**TASK PROMPT:** Repeat the full listing, word for word.

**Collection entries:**
>> Begin

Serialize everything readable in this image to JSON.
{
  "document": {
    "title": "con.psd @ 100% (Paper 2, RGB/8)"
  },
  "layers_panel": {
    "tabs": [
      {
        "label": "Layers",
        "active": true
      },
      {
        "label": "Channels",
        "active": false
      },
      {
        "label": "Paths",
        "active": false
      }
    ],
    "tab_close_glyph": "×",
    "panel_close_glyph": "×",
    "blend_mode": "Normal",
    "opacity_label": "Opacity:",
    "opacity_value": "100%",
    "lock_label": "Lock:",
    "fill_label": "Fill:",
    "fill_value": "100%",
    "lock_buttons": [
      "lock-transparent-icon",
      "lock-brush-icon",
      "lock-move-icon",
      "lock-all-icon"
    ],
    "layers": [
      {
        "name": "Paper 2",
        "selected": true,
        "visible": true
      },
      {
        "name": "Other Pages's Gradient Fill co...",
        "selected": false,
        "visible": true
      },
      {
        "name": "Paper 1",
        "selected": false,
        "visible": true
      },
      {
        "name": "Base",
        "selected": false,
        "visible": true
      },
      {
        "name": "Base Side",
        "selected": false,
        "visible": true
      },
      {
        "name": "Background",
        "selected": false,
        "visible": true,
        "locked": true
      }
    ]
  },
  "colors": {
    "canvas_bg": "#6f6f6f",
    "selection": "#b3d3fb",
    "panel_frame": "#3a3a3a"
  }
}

>> End

**SOLUTION FOR THIS PROBLEM:**
Serialize everything readable in this image to JSON.
{
  "document": {
    "title": "con.psd @ 100% (Paper 2, RGB/8)"
  },
  "layers_panel": {
    "tabs": [
      {
        "label": "Layers",
        "active": true
      },
      {
        "label": "Channels",
        "active": false
      },
      {
        "label": "Paths",
        "active": false
      }
    ],
    "tab_close_glyph": "×",
    "panel_close_glyph": "×",
    "blend_mode": "Normal",
    "opacity_label": "Opacity:",
    "opacity_value": "100%",
    "lock_label": "Lock:",
    "fill_label": "Fill:",
    "fill_value": "100%",
    "lock_buttons": [
      "lock-transparent-icon",
      "lock-brush-icon",
      "lock-move-icon",
      "lock-all-icon"
    ],
    "layers": [
      {
        "name": "Paper 2",
        "selected": true,
        "visible": true
      },
      {
        "name": "Other Pages's Gradient Fill co...",
        "selected": false,
        "visible": true
      },
      {
        "name": "Paper 1",
        "selected": false,
        "visible": true
      },
      {
        "name": "Base",
        "selected": false,
        "visible": true
      },
      {
        "name": "Base Side",
        "selected": false,
        "visible": true
      },
      {
        "name": "Background",
        "selected": false,
        "visible": true,
        "locked": true
      }
    ]
  },
  "colors": {
    "canvas_bg": "#6f6f6f",
    "selection": "#b3d3fb",
    "panel_frame": "#3a3a3a"
  }
}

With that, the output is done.